[Entries with figure data]
━━━━━━━━━━━━━━━━━━━━━━━━━━━━━━

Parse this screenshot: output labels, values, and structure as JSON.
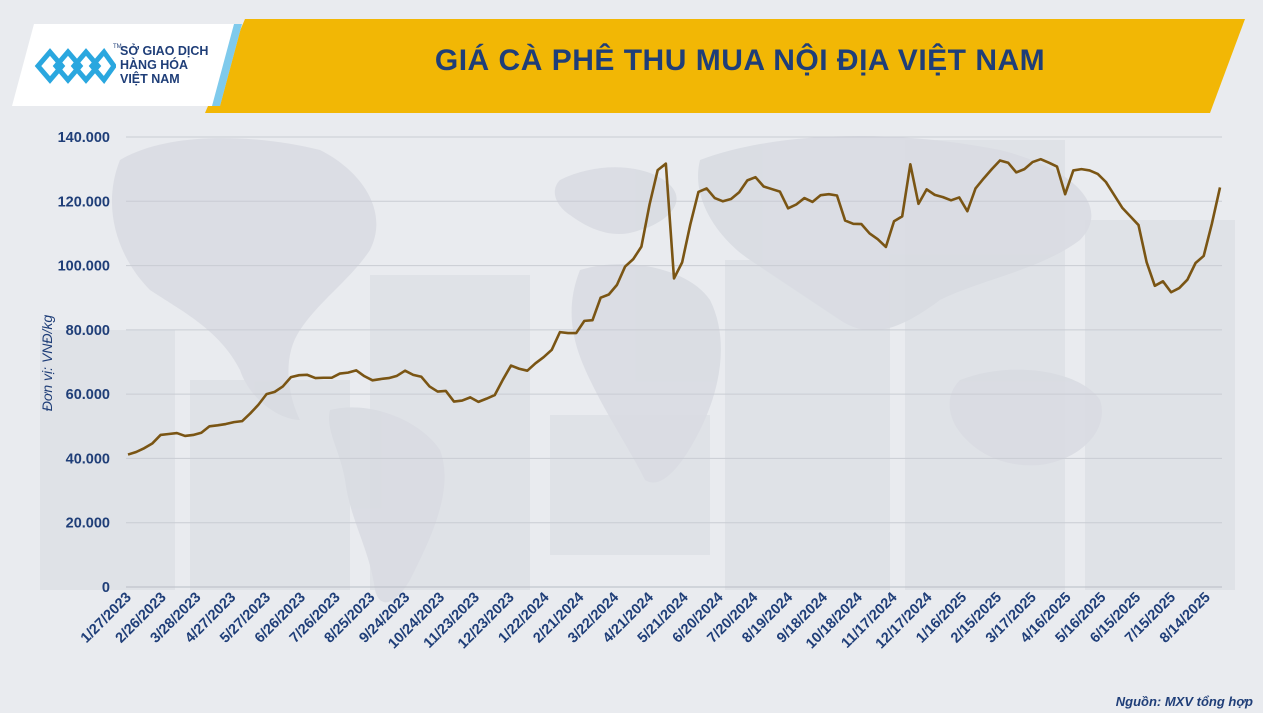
{
  "header": {
    "title": "GIÁ CÀ PHÊ THU MUA NỘI ĐỊA VIỆT NAM",
    "logo_line1": "SỞ GIAO DỊCH",
    "logo_line2": "HÀNG HÓA",
    "logo_line3": "VIỆT NAM",
    "logo_tm": "TM"
  },
  "footer": {
    "source": "Nguồn: MXV tổng hợp"
  },
  "colors": {
    "line": "#7a5514",
    "title_bar": "#f2b705",
    "text": "#1f3e78",
    "logo_accent": "#2aa7df"
  },
  "chart_data": {
    "type": "line",
    "title": "GIÁ CÀ PHÊ THU MUA NỘI ĐỊA VIỆT NAM",
    "ylabel": "Đơn vị: VNĐ/kg",
    "xlabel": "",
    "ylim": [
      0,
      140000
    ],
    "y_ticks": [
      0,
      20000,
      40000,
      60000,
      80000,
      100000,
      120000,
      140000
    ],
    "y_tick_labels": [
      "0",
      "20.000",
      "40.000",
      "60.000",
      "80.000",
      "100.000",
      "120.000",
      "140.000"
    ],
    "x_tick_labels": [
      "1/27/2023",
      "2/26/2023",
      "3/28/2023",
      "4/27/2023",
      "5/27/2023",
      "6/26/2023",
      "7/26/2023",
      "8/25/2023",
      "9/24/2023",
      "10/24/2023",
      "11/23/2023",
      "12/23/2023",
      "1/22/2024",
      "2/21/2024",
      "3/22/2024",
      "4/21/2024",
      "5/21/2024",
      "6/20/2024",
      "7/20/2024",
      "8/19/2024",
      "9/18/2024",
      "10/18/2024",
      "11/17/2024",
      "12/17/2024",
      "1/16/2025",
      "2/15/2025",
      "3/17/2025",
      "4/16/2025",
      "5/16/2025",
      "6/15/2025",
      "7/15/2025",
      "8/14/2025"
    ],
    "grid": true,
    "legend": "none",
    "series": [
      {
        "values": [
          41200,
          42000,
          43200,
          44700,
          47300,
          47600,
          47900,
          47000,
          47300,
          48000,
          50000,
          50300,
          50700,
          51300,
          51600,
          54000,
          56700,
          60000,
          60700,
          62400,
          65300,
          65900,
          66000,
          65000,
          65100,
          65100,
          66400,
          66700,
          67400,
          65600,
          64300,
          64700,
          65000,
          65700,
          67300,
          66000,
          65400,
          62400,
          60800,
          61000,
          57700,
          58000,
          59000,
          57600,
          58600,
          59700,
          64500,
          68900,
          67900,
          67300,
          69600,
          71500,
          73800,
          79300,
          79000,
          79000,
          82800,
          83000,
          90000,
          91000,
          94000,
          99700,
          102000,
          105900,
          119000,
          129700,
          131700,
          96000,
          101000,
          112800,
          122900,
          124000,
          121000,
          120000,
          120700,
          122800,
          126500,
          127500,
          124600,
          123800,
          123000,
          117800,
          119000,
          121000,
          119800,
          121900,
          122200,
          121800,
          114000,
          113000,
          112900,
          110000,
          108200,
          105800,
          113800,
          115300,
          131500,
          119200,
          123700,
          122000,
          121300,
          120300,
          121200,
          116900,
          124000,
          127100,
          130000,
          132700,
          132000,
          129000,
          130000,
          132200,
          133100,
          132000,
          130800,
          122200,
          129600,
          130000,
          129600,
          128500,
          126000,
          122000,
          118000,
          115300,
          112600,
          101000,
          93700,
          95100,
          91700,
          93000,
          95600,
          100800,
          103000,
          113000,
          124300
        ]
      }
    ]
  }
}
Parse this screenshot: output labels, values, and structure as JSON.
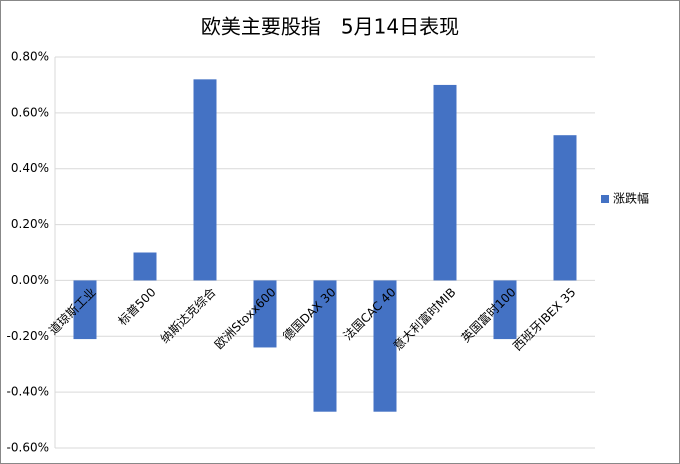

━━━━━━━━━━━━━━━━━━━━━━━━━━━━━━

Transcribe all the lines above exactly, apart from the pictures.

Parse this screenshot: output labels, values, and structure as JSON.
{
  "header": {
    "title": "GIÁ CÀ PHÊ THU MUA NỘI ĐỊA VIỆT NAM",
    "logo_line1": "SỞ GIAO DỊCH",
    "logo_line2": "HÀNG HÓA",
    "logo_line3": "VIỆT NAM",
    "logo_tm": "TM"
  },
  "footer": {
    "source": "Nguồn: MXV tổng hợp"
  },
  "colors": {
    "line": "#7a5514",
    "title_bar": "#f2b705",
    "text": "#1f3e78",
    "logo_accent": "#2aa7df"
  },
  "chart_data": {
    "type": "line",
    "title": "GIÁ CÀ PHÊ THU MUA NỘI ĐỊA VIỆT NAM",
    "ylabel": "Đơn vị: VNĐ/kg",
    "xlabel": "",
    "ylim": [
      0,
      140000
    ],
    "y_ticks": [
      0,
      20000,
      40000,
      60000,
      80000,
      100000,
      120000,
      140000
    ],
    "y_tick_labels": [
      "0",
      "20.000",
      "40.000",
      "60.000",
      "80.000",
      "100.000",
      "120.000",
      "140.000"
    ],
    "x_tick_labels": [
      "1/27/2023",
      "2/26/2023",
      "3/28/2023",
      "4/27/2023",
      "5/27/2023",
      "6/26/2023",
      "7/26/2023",
      "8/25/2023",
      "9/24/2023",
      "10/24/2023",
      "11/23/2023",
      "12/23/2023",
      "1/22/2024",
      "2/21/2024",
      "3/22/2024",
      "4/21/2024",
      "5/21/2024",
      "6/20/2024",
      "7/20/2024",
      "8/19/2024",
      "9/18/2024",
      "10/18/2024",
      "11/17/2024",
      "12/17/2024",
      "1/16/2025",
      "2/15/2025",
      "3/17/2025",
      "4/16/2025",
      "5/16/2025",
      "6/15/2025",
      "7/15/2025",
      "8/14/2025"
    ],
    "grid": true,
    "legend": "none",
    "series": [
      {
        "values": [
          41200,
          42000,
          43200,
          44700,
          47300,
          47600,
          47900,
          47000,
          47300,
          48000,
          50000,
          50300,
          50700,
          51300,
          51600,
          54000,
          56700,
          60000,
          60700,
          62400,
          65300,
          65900,
          66000,
          65000,
          65100,
          65100,
          66400,
          66700,
          67400,
          65600,
          64300,
          64700,
          65000,
          65700,
          67300,
          66000,
          65400,
          62400,
          60800,
          61000,
          57700,
          58000,
          59000,
          57600,
          58600,
          59700,
          64500,
          68900,
          67900,
          67300,
          69600,
          71500,
          73800,
          79300,
          79000,
          79000,
          82800,
          83000,
          90000,
          91000,
          94000,
          99700,
          102000,
          105900,
          119000,
          129700,
          131700,
          96000,
          101000,
          112800,
          122900,
          124000,
          121000,
          120000,
          120700,
          122800,
          126500,
          127500,
          124600,
          123800,
          123000,
          117800,
          119000,
          121000,
          119800,
          121900,
          122200,
          121800,
          114000,
          113000,
          112900,
          110000,
          108200,
          105800,
          113800,
          115300,
          131500,
          119200,
          123700,
          122000,
          121300,
          120300,
          121200,
          116900,
          124000,
          127100,
          130000,
          132700,
          132000,
          129000,
          130000,
          132200,
          133100,
          132000,
          130800,
          122200,
          129600,
          130000,
          129600,
          128500,
          126000,
          122000,
          118000,
          115300,
          112600,
          101000,
          93700,
          95100,
          91700,
          93000,
          95600,
          100800,
          103000,
          113000,
          124300
        ]
      }
    ]
  }
}
Parse this screenshot: output labels, values, and structure as JSON.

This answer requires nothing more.